[Work to be completed]: Restate each of the lines below word for word and drop every picture.

[Task inputs]:

* * * * * * *

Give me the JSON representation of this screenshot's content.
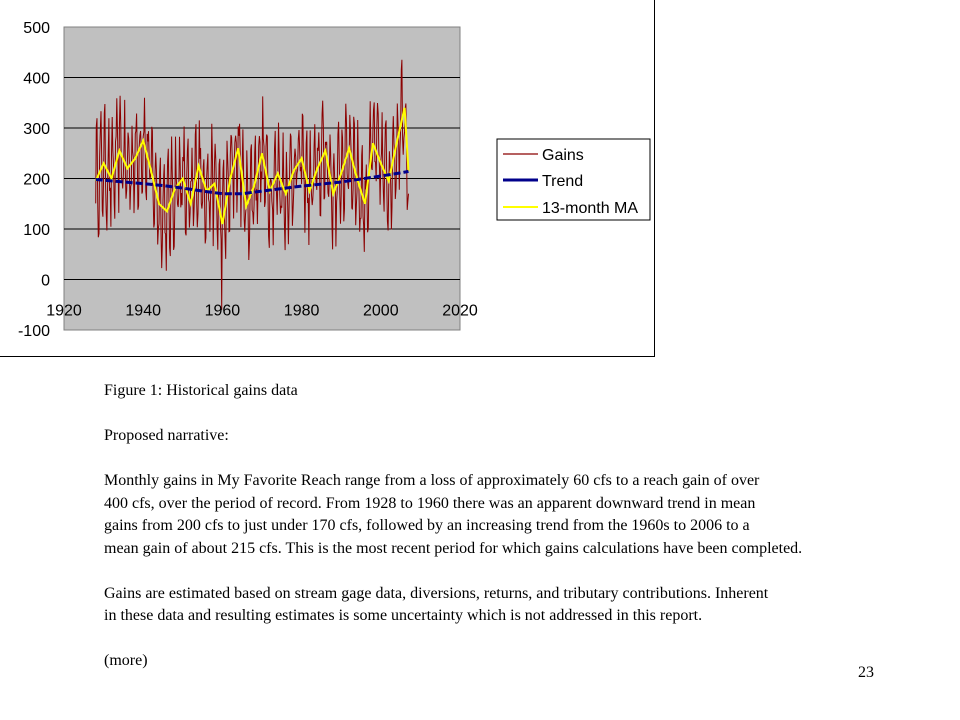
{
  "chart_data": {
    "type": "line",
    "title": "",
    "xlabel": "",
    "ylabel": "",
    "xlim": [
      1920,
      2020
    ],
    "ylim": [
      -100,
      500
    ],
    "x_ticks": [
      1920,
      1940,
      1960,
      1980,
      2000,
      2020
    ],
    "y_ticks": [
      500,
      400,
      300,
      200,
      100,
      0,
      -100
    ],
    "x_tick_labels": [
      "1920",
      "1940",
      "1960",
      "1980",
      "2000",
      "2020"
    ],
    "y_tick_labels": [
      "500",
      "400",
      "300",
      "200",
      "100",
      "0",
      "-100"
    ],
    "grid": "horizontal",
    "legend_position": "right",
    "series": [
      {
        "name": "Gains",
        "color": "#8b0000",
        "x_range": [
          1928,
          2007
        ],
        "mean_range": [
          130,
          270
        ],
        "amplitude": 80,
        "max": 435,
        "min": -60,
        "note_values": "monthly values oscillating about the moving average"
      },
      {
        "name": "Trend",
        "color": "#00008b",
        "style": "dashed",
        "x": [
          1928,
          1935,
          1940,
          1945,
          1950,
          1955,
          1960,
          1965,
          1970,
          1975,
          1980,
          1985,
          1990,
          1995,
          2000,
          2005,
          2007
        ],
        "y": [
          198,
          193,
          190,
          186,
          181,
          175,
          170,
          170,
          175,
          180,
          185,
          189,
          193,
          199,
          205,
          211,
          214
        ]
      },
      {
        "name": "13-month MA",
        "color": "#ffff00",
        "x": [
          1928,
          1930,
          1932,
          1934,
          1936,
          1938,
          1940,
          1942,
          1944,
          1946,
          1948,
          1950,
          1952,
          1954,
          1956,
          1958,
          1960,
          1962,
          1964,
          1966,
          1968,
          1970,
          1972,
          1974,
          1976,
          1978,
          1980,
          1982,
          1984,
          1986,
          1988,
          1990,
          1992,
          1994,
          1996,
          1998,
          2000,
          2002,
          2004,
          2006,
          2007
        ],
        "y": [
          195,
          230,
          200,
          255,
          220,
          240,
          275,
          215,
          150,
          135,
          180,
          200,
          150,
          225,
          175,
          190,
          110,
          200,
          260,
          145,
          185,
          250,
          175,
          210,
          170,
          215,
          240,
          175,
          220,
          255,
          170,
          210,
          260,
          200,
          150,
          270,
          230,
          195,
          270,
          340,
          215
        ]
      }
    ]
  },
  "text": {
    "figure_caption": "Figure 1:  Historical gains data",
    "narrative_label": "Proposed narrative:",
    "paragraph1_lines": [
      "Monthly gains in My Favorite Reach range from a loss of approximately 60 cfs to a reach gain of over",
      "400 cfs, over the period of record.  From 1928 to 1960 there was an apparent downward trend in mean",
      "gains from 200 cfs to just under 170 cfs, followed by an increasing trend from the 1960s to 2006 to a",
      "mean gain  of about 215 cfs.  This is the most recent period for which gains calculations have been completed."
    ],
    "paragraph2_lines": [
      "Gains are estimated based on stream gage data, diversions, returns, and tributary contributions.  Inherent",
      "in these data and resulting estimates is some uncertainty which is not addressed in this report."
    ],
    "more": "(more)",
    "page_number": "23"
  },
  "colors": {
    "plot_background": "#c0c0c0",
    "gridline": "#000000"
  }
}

* * * * * * *

[Response to this task]:
Give me the JSON representation of this screenshot's content.
{
  "chart_data": {
    "type": "line",
    "title": "",
    "xlabel": "",
    "ylabel": "",
    "xlim": [
      1920,
      2020
    ],
    "ylim": [
      -100,
      500
    ],
    "x_ticks": [
      1920,
      1940,
      1960,
      1980,
      2000,
      2020
    ],
    "y_ticks": [
      500,
      400,
      300,
      200,
      100,
      0,
      -100
    ],
    "x_tick_labels": [
      "1920",
      "1940",
      "1960",
      "1980",
      "2000",
      "2020"
    ],
    "y_tick_labels": [
      "500",
      "400",
      "300",
      "200",
      "100",
      "0",
      "-100"
    ],
    "grid": "horizontal",
    "legend_position": "right",
    "series": [
      {
        "name": "Gains",
        "color": "#8b0000",
        "x_range": [
          1928,
          2007
        ],
        "mean_range": [
          130,
          270
        ],
        "amplitude": 80,
        "max": 435,
        "min": -60,
        "note_values": "monthly values oscillating about the moving average"
      },
      {
        "name": "Trend",
        "color": "#00008b",
        "style": "dashed",
        "x": [
          1928,
          1935,
          1940,
          1945,
          1950,
          1955,
          1960,
          1965,
          1970,
          1975,
          1980,
          1985,
          1990,
          1995,
          2000,
          2005,
          2007
        ],
        "y": [
          198,
          193,
          190,
          186,
          181,
          175,
          170,
          170,
          175,
          180,
          185,
          189,
          193,
          199,
          205,
          211,
          214
        ]
      },
      {
        "name": "13-month MA",
        "color": "#ffff00",
        "x": [
          1928,
          1930,
          1932,
          1934,
          1936,
          1938,
          1940,
          1942,
          1944,
          1946,
          1948,
          1950,
          1952,
          1954,
          1956,
          1958,
          1960,
          1962,
          1964,
          1966,
          1968,
          1970,
          1972,
          1974,
          1976,
          1978,
          1980,
          1982,
          1984,
          1986,
          1988,
          1990,
          1992,
          1994,
          1996,
          1998,
          2000,
          2002,
          2004,
          2006,
          2007
        ],
        "y": [
          195,
          230,
          200,
          255,
          220,
          240,
          275,
          215,
          150,
          135,
          180,
          200,
          150,
          225,
          175,
          190,
          110,
          200,
          260,
          145,
          185,
          250,
          175,
          210,
          170,
          215,
          240,
          175,
          220,
          255,
          170,
          210,
          260,
          200,
          150,
          270,
          230,
          195,
          270,
          340,
          215
        ]
      }
    ]
  },
  "text": {
    "figure_caption": "Figure 1:  Historical gains data",
    "narrative_label": "Proposed narrative:",
    "paragraph1_lines": [
      "Monthly gains in My Favorite Reach range from a loss of approximately 60 cfs to a reach gain of over",
      "400 cfs, over the period of record.  From 1928 to 1960 there was an apparent downward trend in mean",
      "gains from 200 cfs to just under 170 cfs, followed by an increasing trend from the 1960s to 2006 to a",
      "mean gain  of about 215 cfs.  This is the most recent period for which gains calculations have been completed."
    ],
    "paragraph2_lines": [
      "Gains are estimated based on stream gage data, diversions, returns, and tributary contributions.  Inherent",
      "in these data and resulting estimates is some uncertainty which is not addressed in this report."
    ],
    "more": "(more)",
    "page_number": "23"
  },
  "colors": {
    "plot_background": "#c0c0c0",
    "gridline": "#000000"
  }
}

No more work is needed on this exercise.